- _WHAT YOU SHOULD DO_:
Report all lines from the entries below in which "marker" appears.

-- START OF PROVIDED RECORDS --

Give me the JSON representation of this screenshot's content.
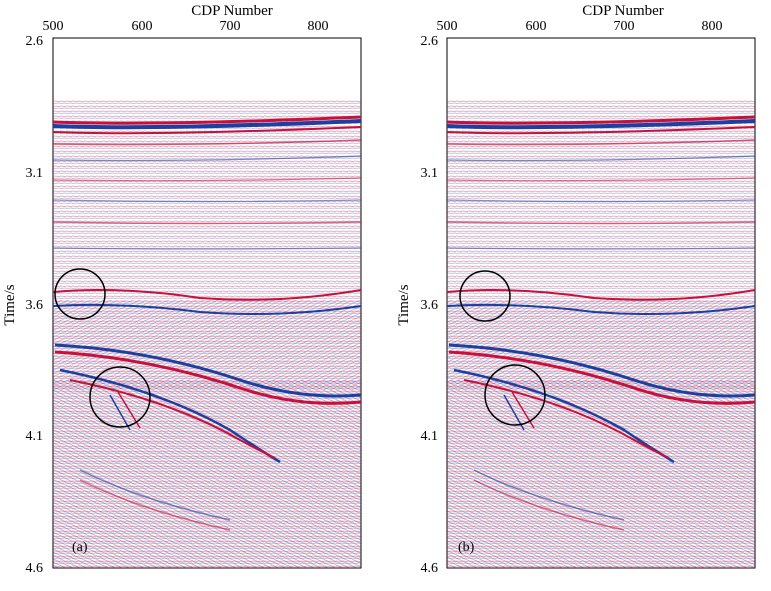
{
  "panels": [
    {
      "id": "a",
      "label": "(a)",
      "top_axis_title": "CDP Number",
      "left_axis_title": "Time/s",
      "x_ticks": [
        "500",
        "600",
        "700",
        "800"
      ],
      "y_ticks": [
        "2.6",
        "3.1",
        "3.6",
        "4.1",
        "4.6"
      ],
      "circles": 2
    },
    {
      "id": "b",
      "label": "(b)",
      "top_axis_title": "CDP Number",
      "left_axis_title": "Time/s",
      "x_ticks": [
        "500",
        "600",
        "700",
        "800"
      ],
      "y_ticks": [
        "2.6",
        "3.1",
        "3.6",
        "4.1",
        "4.6"
      ],
      "circles": 2
    }
  ],
  "colors": {
    "positive": "#c8103c",
    "negative": "#1e3fa0",
    "background": "#ffffff"
  }
}
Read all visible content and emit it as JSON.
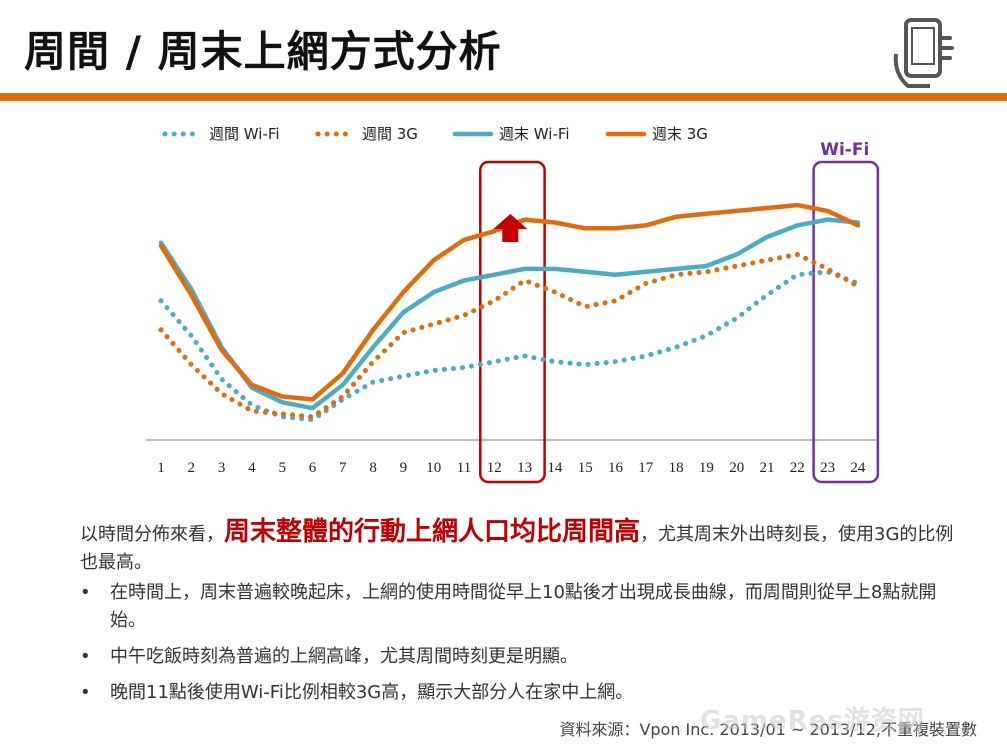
{
  "header": {
    "title": "周間 / 周末上網方式分析",
    "icon": "hand-phone-icon",
    "accent_color": "#e36c0a"
  },
  "chart_data": {
    "type": "line",
    "categories": [
      "1",
      "2",
      "3",
      "4",
      "5",
      "6",
      "7",
      "8",
      "9",
      "10",
      "11",
      "12",
      "13",
      "14",
      "15",
      "16",
      "17",
      "18",
      "19",
      "20",
      "21",
      "22",
      "23",
      "24"
    ],
    "ylim": [
      0,
      100
    ],
    "grid": false,
    "legend_position": "top",
    "series": [
      {
        "name": "週間 Wi-Fi",
        "style": "dotted",
        "color": "#4bacc6",
        "values": [
          48,
          36,
          21,
          12,
          8,
          7,
          14,
          20,
          22,
          24,
          25,
          27,
          29,
          27,
          26,
          27,
          29,
          32,
          36,
          42,
          50,
          57,
          58,
          54
        ]
      },
      {
        "name": "週間 3G",
        "style": "dotted",
        "color": "#e36c0a",
        "values": [
          38,
          26,
          16,
          10,
          9,
          8,
          15,
          27,
          37,
          40,
          43,
          48,
          55,
          51,
          46,
          48,
          54,
          57,
          58,
          60,
          62,
          64,
          59,
          53
        ]
      },
      {
        "name": "週末 Wi-Fi",
        "style": "solid",
        "color": "#4bacc6",
        "values": [
          68,
          52,
          32,
          18,
          13,
          11,
          19,
          32,
          44,
          51,
          55,
          57,
          59,
          59,
          58,
          57,
          58,
          59,
          60,
          64,
          70,
          74,
          76,
          75
        ]
      },
      {
        "name": "週末 3G",
        "style": "solid",
        "color": "#e36c0a",
        "values": [
          67,
          50,
          31,
          19,
          15,
          14,
          23,
          38,
          51,
          62,
          69,
          72,
          76,
          75,
          73,
          73,
          74,
          77,
          78,
          79,
          80,
          81,
          79,
          74
        ]
      }
    ],
    "annotations": {
      "highlight_12_13_color": "#c00000",
      "highlight_23_24_label": "Wi-Fi",
      "highlight_23_24_color": "#7030a0",
      "arrow_color": "#c00000"
    }
  },
  "body": {
    "intro_pre": "以時間分佈來看，",
    "intro_highlight": "周末整體的行動上網人口均比周間高",
    "intro_post": "，尤其周末外出時刻長，使用3G的比例也最高。",
    "bullet_symbol": "•",
    "bullets": [
      "在時間上，周末普遍較晚起床，上網的使用時間從早上10點後才出現成長曲線，而周間則從早上8點就開始。",
      "中午吃飯時刻為普遍的上網高峰，尤其周間時刻更是明顯。",
      "晚間11點後使用Wi-Fi比例相較3G高，顯示大部分人在家中上網。"
    ],
    "highlight_color": "#c00000"
  },
  "footer": {
    "source": "資料來源：Vpon Inc. 2013/01 ~ 2013/12,不重複裝置數",
    "watermark": "GameRes游资网"
  }
}
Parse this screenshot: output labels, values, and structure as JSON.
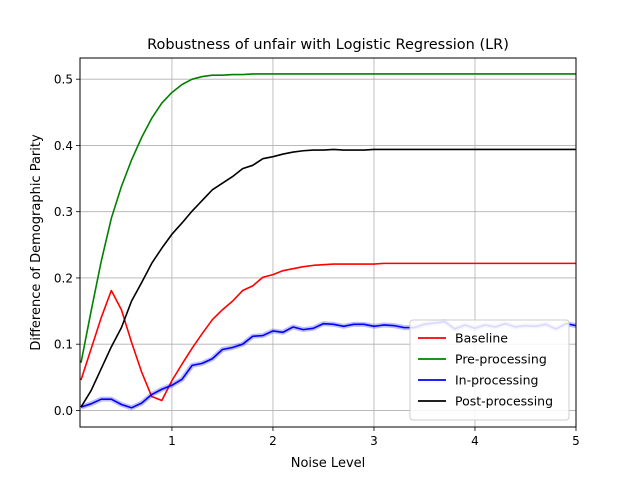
{
  "chart_data": {
    "type": "line",
    "title": "Robustness of unfair with Logistic Regression (LR)",
    "xlabel": "Noise Level",
    "ylabel": "Difference of Demographic Parity",
    "xlim": [
      0.09,
      5.0
    ],
    "ylim": [
      -0.025,
      0.532
    ],
    "xticks": [
      1,
      2,
      3,
      4,
      5
    ],
    "xtick_labels": [
      "1",
      "2",
      "3",
      "4",
      "5"
    ],
    "yticks": [
      0.0,
      0.1,
      0.2,
      0.3,
      0.4,
      0.5
    ],
    "ytick_labels": [
      "0.0",
      "0.1",
      "0.2",
      "0.3",
      "0.4",
      "0.5"
    ],
    "grid": true,
    "legend_position": "lower-right",
    "x": [
      0.1,
      0.2,
      0.3,
      0.4,
      0.5,
      0.6,
      0.7,
      0.8,
      0.9,
      1.0,
      1.1,
      1.2,
      1.3,
      1.4,
      1.5,
      1.6,
      1.7,
      1.8,
      1.9,
      2.0,
      2.1,
      2.2,
      2.3,
      2.4,
      2.5,
      2.6,
      2.7,
      2.8,
      2.9,
      3.0,
      3.1,
      3.2,
      3.3,
      3.4,
      3.5,
      3.6,
      3.7,
      3.8,
      3.9,
      4.0,
      4.1,
      4.2,
      4.3,
      4.4,
      4.5,
      4.6,
      4.7,
      4.8,
      4.9,
      5.0
    ],
    "series": [
      {
        "name": "Baseline",
        "color": "#ff0000",
        "values": [
          0.046,
          0.093,
          0.14,
          0.181,
          0.152,
          0.103,
          0.058,
          0.021,
          0.015,
          0.045,
          0.07,
          0.094,
          0.116,
          0.137,
          0.152,
          0.165,
          0.181,
          0.188,
          0.201,
          0.205,
          0.211,
          0.214,
          0.217,
          0.219,
          0.22,
          0.221,
          0.221,
          0.221,
          0.221,
          0.221,
          0.222,
          0.222,
          0.222,
          0.222,
          0.222,
          0.222,
          0.222,
          0.222,
          0.222,
          0.222,
          0.222,
          0.222,
          0.222,
          0.222,
          0.222,
          0.222,
          0.222,
          0.222,
          0.222,
          0.222
        ]
      },
      {
        "name": "Pre-processing",
        "color": "#008000",
        "values": [
          0.072,
          0.15,
          0.225,
          0.29,
          0.338,
          0.378,
          0.412,
          0.441,
          0.464,
          0.48,
          0.492,
          0.5,
          0.504,
          0.506,
          0.506,
          0.507,
          0.507,
          0.508,
          0.508,
          0.508,
          0.508,
          0.508,
          0.508,
          0.508,
          0.508,
          0.508,
          0.508,
          0.508,
          0.508,
          0.508,
          0.508,
          0.508,
          0.508,
          0.508,
          0.508,
          0.508,
          0.508,
          0.508,
          0.508,
          0.508,
          0.508,
          0.508,
          0.508,
          0.508,
          0.508,
          0.508,
          0.508,
          0.508,
          0.508,
          0.508
        ]
      },
      {
        "name": "In-processing",
        "color": "#0000ff",
        "values": [
          0.005,
          0.01,
          0.017,
          0.017,
          0.009,
          0.004,
          0.011,
          0.024,
          0.032,
          0.038,
          0.047,
          0.068,
          0.071,
          0.078,
          0.092,
          0.095,
          0.1,
          0.112,
          0.113,
          0.12,
          0.118,
          0.126,
          0.122,
          0.124,
          0.131,
          0.13,
          0.127,
          0.13,
          0.13,
          0.127,
          0.129,
          0.128,
          0.125,
          0.125,
          0.13,
          0.132,
          0.134,
          0.123,
          0.129,
          0.124,
          0.129,
          0.126,
          0.131,
          0.126,
          0.128,
          0.127,
          0.13,
          0.123,
          0.131,
          0.128
        ]
      },
      {
        "name": "Post-processing",
        "color": "#000000",
        "values": [
          0.005,
          0.03,
          0.063,
          0.096,
          0.125,
          0.165,
          0.193,
          0.222,
          0.245,
          0.266,
          0.283,
          0.301,
          0.317,
          0.333,
          0.343,
          0.353,
          0.365,
          0.37,
          0.38,
          0.383,
          0.387,
          0.39,
          0.392,
          0.393,
          0.393,
          0.394,
          0.393,
          0.393,
          0.393,
          0.394,
          0.394,
          0.394,
          0.394,
          0.394,
          0.394,
          0.394,
          0.394,
          0.394,
          0.394,
          0.394,
          0.394,
          0.394,
          0.394,
          0.394,
          0.394,
          0.394,
          0.394,
          0.394,
          0.394,
          0.394
        ]
      }
    ]
  }
}
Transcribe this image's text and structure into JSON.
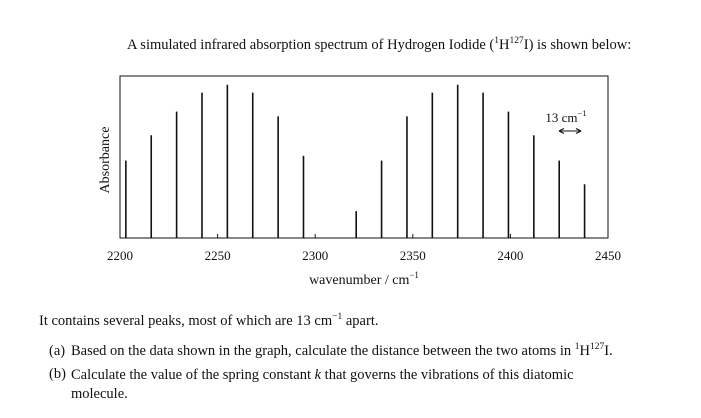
{
  "intro": {
    "before": "A simulated infrared absorption spectrum of Hydrogen Iodide (",
    "sup1": "1",
    "h": "H",
    "sup2": "127",
    "after": "I) is shown below:"
  },
  "chart_data": {
    "type": "bar",
    "xlabel": "wavenumber / cm",
    "xlabel_sup": "−1",
    "ylabel": "Absorbance",
    "xlim": [
      2200,
      2450
    ],
    "xticks": [
      2200,
      2250,
      2300,
      2350,
      2400,
      2450
    ],
    "ylim": [
      0,
      1
    ],
    "grid": false,
    "annotation": {
      "text": "13 cm",
      "sup": "−1"
    },
    "peaks": [
      {
        "x": 2203,
        "y": 0.49
      },
      {
        "x": 2216,
        "y": 0.65
      },
      {
        "x": 2229,
        "y": 0.8
      },
      {
        "x": 2242,
        "y": 0.92
      },
      {
        "x": 2255,
        "y": 0.97
      },
      {
        "x": 2268,
        "y": 0.92
      },
      {
        "x": 2281,
        "y": 0.77
      },
      {
        "x": 2294,
        "y": 0.52
      },
      {
        "x": 2321,
        "y": 0.17
      },
      {
        "x": 2334,
        "y": 0.49
      },
      {
        "x": 2347,
        "y": 0.77
      },
      {
        "x": 2360,
        "y": 0.92
      },
      {
        "x": 2373,
        "y": 0.97
      },
      {
        "x": 2386,
        "y": 0.92
      },
      {
        "x": 2399,
        "y": 0.8
      },
      {
        "x": 2412,
        "y": 0.65
      },
      {
        "x": 2425,
        "y": 0.49
      },
      {
        "x": 2438,
        "y": 0.34
      }
    ]
  },
  "paragraph": {
    "before": "It contains several peaks, most of which are 13 cm",
    "sup": "−1",
    "after": " apart."
  },
  "questions": {
    "a_label": "(a)",
    "a_before": "Based on the data shown in the graph, calculate the distance between the two atoms in ",
    "a_sup1": "1",
    "a_h": "H",
    "a_sup2": "127",
    "a_after": "I.",
    "b_label": "(b)",
    "b_before": "Calculate the value of the spring constant ",
    "b_var": "k",
    "b_after": " that governs the vibrations of this diatomic",
    "b_tail": "molecule."
  }
}
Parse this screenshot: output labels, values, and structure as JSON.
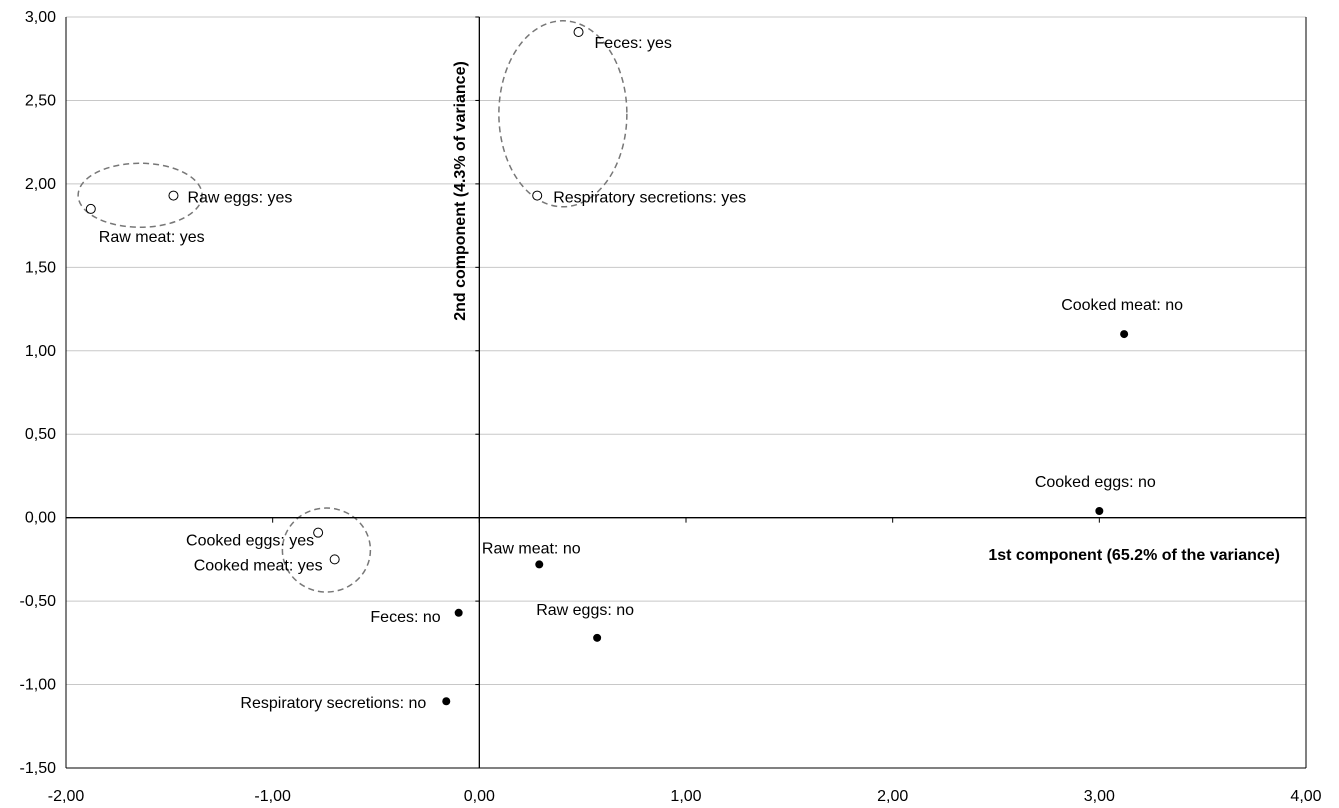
{
  "chart_data": {
    "type": "scatter",
    "title": "",
    "xlabel": "1st component  (65.2% of the variance)",
    "ylabel": "2nd component  (4.3%  of variance)",
    "xlim": [
      -2,
      4
    ],
    "ylim": [
      -1.5,
      3
    ],
    "x_ticks": [
      "-2,00",
      "-1,00",
      "0,00",
      "1,00",
      "2,00",
      "3,00",
      "4,00"
    ],
    "y_ticks": [
      "3,00",
      "2,50",
      "2,00",
      "1,50",
      "1,00",
      "0,50",
      "0,00",
      "-0,50",
      "-1,00",
      "-1,50"
    ],
    "grid": "horizontal",
    "legend": "none",
    "series": [
      {
        "marker": "open-circle",
        "points": [
          {
            "label": "Feces: yes",
            "x": 0.48,
            "y": 2.91
          },
          {
            "label": "Respiratory secretions: yes",
            "x": 0.28,
            "y": 1.93
          },
          {
            "label": "Raw eggs: yes",
            "x": -1.48,
            "y": 1.93
          },
          {
            "label": "Raw meat: yes",
            "x": -1.88,
            "y": 1.85
          },
          {
            "label": "Cooked eggs: yes",
            "x": -0.78,
            "y": -0.09
          },
          {
            "label": "Cooked meat: yes",
            "x": -0.7,
            "y": -0.25
          }
        ]
      },
      {
        "marker": "filled-dot",
        "points": [
          {
            "label": "Cooked meat: no",
            "x": 3.12,
            "y": 1.1
          },
          {
            "label": "Cooked eggs: no",
            "x": 3.0,
            "y": 0.04
          },
          {
            "label": "Raw meat: no",
            "x": 0.29,
            "y": -0.28
          },
          {
            "label": "Raw eggs: no",
            "x": 0.57,
            "y": -0.72
          },
          {
            "label": "Feces: no",
            "x": -0.1,
            "y": -0.57
          },
          {
            "label": "Respiratory secretions: no",
            "x": -0.16,
            "y": -1.1
          }
        ]
      }
    ],
    "annotations": [
      {
        "type": "dashed-ellipse",
        "groups": [
          "Feces: yes",
          "Respiratory secretions: yes"
        ]
      },
      {
        "type": "dashed-ellipse",
        "groups": [
          "Raw eggs: yes",
          "Raw meat: yes"
        ]
      },
      {
        "type": "dashed-ellipse",
        "groups": [
          "Cooked eggs: yes",
          "Cooked meat: yes"
        ]
      }
    ]
  }
}
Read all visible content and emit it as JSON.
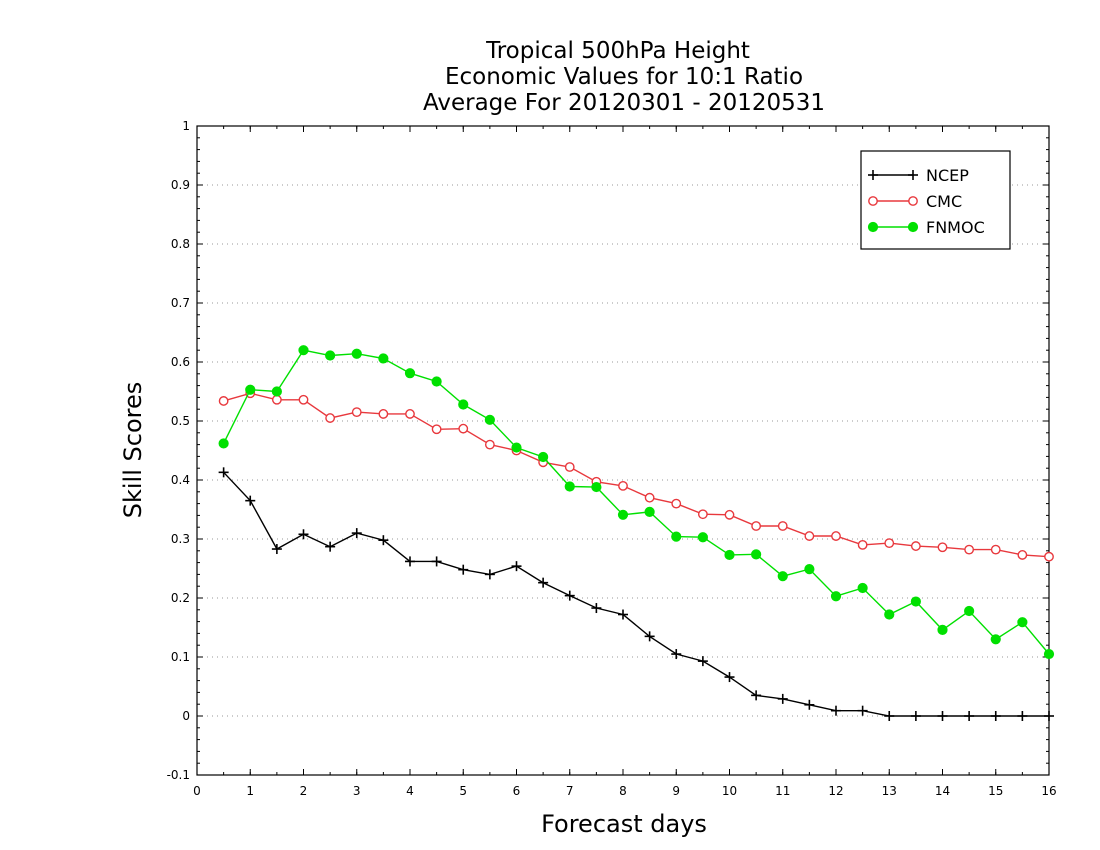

-- END OF PROVIDED RECORDS --

- _WORKED SOLUTION_:
        "marker": "open-circle",
        "marker": "filled-dot",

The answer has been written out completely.